• Exercise aim
Find the lines that contain the word "Accepted" and copy each one.

• Provided data
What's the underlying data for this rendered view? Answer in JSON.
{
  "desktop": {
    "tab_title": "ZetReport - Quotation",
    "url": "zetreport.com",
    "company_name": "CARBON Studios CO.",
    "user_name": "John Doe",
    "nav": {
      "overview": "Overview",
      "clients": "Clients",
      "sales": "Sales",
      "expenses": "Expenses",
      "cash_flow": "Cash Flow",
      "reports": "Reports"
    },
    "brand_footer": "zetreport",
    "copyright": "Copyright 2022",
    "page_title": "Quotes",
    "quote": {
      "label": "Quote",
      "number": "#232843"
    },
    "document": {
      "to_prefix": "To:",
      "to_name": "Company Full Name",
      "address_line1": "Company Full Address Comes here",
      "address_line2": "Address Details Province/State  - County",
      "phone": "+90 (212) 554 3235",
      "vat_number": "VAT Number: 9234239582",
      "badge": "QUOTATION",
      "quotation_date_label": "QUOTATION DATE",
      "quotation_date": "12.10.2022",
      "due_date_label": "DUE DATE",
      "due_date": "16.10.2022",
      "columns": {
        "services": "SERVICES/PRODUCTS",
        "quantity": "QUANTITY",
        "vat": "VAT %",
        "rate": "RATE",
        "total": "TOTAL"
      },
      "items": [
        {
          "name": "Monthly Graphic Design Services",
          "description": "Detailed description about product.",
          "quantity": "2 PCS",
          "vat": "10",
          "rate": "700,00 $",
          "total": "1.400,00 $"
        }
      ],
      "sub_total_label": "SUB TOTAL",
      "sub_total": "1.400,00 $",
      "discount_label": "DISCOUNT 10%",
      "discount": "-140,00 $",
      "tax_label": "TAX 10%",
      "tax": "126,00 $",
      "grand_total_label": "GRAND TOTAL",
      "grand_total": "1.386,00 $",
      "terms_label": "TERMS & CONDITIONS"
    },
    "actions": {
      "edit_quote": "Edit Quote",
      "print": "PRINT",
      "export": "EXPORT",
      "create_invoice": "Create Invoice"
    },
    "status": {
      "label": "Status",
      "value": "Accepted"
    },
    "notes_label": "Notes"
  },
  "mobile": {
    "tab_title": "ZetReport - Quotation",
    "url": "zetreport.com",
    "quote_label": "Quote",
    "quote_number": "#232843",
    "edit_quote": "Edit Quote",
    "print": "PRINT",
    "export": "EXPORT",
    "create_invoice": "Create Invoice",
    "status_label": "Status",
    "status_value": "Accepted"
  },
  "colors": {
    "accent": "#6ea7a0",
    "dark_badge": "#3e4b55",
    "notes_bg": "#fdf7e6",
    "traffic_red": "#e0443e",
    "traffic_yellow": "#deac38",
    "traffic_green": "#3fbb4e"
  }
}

• Written reply
      "value": "Accepted"
    "status_value": "Accepted"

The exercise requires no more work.